■ Instructions for the task:
Your task is to copy every line of the entries that contains "wykazu".

· · ·

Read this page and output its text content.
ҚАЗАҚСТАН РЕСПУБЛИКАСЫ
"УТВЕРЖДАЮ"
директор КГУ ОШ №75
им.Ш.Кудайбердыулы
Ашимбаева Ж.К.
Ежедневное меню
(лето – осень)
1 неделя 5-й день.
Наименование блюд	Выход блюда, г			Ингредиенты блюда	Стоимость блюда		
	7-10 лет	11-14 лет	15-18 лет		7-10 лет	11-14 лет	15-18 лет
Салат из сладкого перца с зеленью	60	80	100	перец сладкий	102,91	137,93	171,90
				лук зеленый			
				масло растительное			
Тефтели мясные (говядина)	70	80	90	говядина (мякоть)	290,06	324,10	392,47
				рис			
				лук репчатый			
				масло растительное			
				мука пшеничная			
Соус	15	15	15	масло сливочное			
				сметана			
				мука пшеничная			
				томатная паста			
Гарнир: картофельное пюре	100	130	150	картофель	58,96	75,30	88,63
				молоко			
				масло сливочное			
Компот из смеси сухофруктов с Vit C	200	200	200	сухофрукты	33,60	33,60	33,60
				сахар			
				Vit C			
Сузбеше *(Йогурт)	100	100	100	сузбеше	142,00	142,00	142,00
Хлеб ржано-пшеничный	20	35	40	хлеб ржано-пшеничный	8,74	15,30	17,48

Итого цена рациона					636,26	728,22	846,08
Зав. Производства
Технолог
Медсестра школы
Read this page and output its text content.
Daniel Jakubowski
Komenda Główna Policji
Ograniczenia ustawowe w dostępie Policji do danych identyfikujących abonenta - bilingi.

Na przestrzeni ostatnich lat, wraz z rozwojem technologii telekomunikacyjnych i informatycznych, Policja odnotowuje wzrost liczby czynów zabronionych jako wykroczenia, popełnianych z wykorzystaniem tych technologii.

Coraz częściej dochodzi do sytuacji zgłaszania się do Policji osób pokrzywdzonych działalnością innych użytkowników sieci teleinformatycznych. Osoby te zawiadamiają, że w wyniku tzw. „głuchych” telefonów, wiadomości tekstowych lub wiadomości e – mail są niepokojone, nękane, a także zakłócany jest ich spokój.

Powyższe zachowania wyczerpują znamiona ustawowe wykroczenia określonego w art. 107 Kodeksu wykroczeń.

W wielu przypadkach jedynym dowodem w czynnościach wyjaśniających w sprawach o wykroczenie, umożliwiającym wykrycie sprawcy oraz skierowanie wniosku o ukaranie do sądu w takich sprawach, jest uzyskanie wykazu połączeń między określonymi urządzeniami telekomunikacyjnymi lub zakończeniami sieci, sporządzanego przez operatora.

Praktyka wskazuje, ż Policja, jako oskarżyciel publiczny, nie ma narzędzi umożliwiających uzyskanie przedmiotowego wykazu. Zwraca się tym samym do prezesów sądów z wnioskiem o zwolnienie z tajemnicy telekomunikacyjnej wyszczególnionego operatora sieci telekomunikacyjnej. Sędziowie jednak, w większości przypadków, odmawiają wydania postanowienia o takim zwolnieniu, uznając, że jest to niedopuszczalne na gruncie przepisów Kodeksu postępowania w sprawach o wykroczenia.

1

· · ·

■ Answer to this exercise:
W wielu przypadkach jedynym dowodem w czynnościach wyjaśniających w sprawach o wykroczenie, umożliwiającym wykrycie sprawcy oraz skierowanie wniosku o ukaranie do sądu w takich sprawach, jest uzyskanie wykazu połączeń między określonymi urządzeniami telekomunikacyjnymi lub zakończeniami sieci, sporządzanego przez operatora.
Praktyka wskazuje, ż Policja, jako oskarżyciel publiczny, nie ma narzędzi umożliwiających uzyskanie przedmiotowego wykazu. Zwraca się tym samym do prezesów sądów z wnioskiem o zwolnienie z tajemnicy telekomunikacyjnej wyszczególnionego operatora sieci telekomunikacyjnej. Sędziowie jednak, w większości przypadków, odmawiają wydania postanowienia o takim zwolnieniu, uznając, że jest to niedopuszczalne na gruncie przepisów Kodeksu postępowania w sprawach o wykroczenia.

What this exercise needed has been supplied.